# Goal:
Exactly reproduce the lines that follow.
──────── Stored rows
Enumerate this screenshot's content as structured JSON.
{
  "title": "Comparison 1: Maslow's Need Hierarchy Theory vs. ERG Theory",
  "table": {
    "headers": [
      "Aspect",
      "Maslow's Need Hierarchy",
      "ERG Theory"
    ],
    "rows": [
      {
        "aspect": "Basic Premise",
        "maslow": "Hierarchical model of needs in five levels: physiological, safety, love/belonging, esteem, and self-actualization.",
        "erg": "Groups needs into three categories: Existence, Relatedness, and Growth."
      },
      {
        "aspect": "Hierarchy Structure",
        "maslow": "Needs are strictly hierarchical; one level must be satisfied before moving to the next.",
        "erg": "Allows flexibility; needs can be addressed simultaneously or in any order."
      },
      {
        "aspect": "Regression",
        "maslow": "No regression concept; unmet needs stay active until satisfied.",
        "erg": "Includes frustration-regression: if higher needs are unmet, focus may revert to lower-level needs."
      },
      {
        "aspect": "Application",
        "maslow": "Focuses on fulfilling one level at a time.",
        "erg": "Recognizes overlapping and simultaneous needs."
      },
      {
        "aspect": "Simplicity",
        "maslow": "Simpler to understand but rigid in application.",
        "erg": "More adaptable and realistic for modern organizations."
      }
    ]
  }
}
────────────────
# Reply:
Enumerate this screenshot's content as structured JSON.
{
  "title": "Comparison 1: Maslow's Need Hierarchy Theory vs. ERG Theory",
  "table": {
    "headers": [
      "Aspect",
      "Maslow's Need Hierarchy",
      "ERG Theory"
    ],
    "rows": [
      {
        "aspect": "Basic Premise",
        "maslow": "Hierarchical model of needs in five levels: physiological, safety, love/belonging, esteem, and self-actualization.",
        "erg": "Groups needs into three categories: Existence, Relatedness, and Growth."
      },
      {
        "aspect": "Hierarchy Structure",
        "maslow": "Needs are strictly hierarchical; one level must be satisfied before moving to the next.",
        "erg": "Allows flexibility; needs can be addressed simultaneously or in any order."
      },
      {
        "aspect": "Regression",
        "maslow": "No regression concept; unmet needs stay active until satisfied.",
        "erg": "Includes frustration-regression: if higher needs are unmet, focus may revert to lower-level needs."
      },
      {
        "aspect": "Application",
        "maslow": "Focuses on fulfilling one level at a time.",
        "erg": "Recognizes overlapping and simultaneous needs."
      },
      {
        "aspect": "Simplicity",
        "maslow": "Simpler to understand but rigid in application.",
        "erg": "More adaptable and realistic for modern organizations."
      }
    ]
  }
}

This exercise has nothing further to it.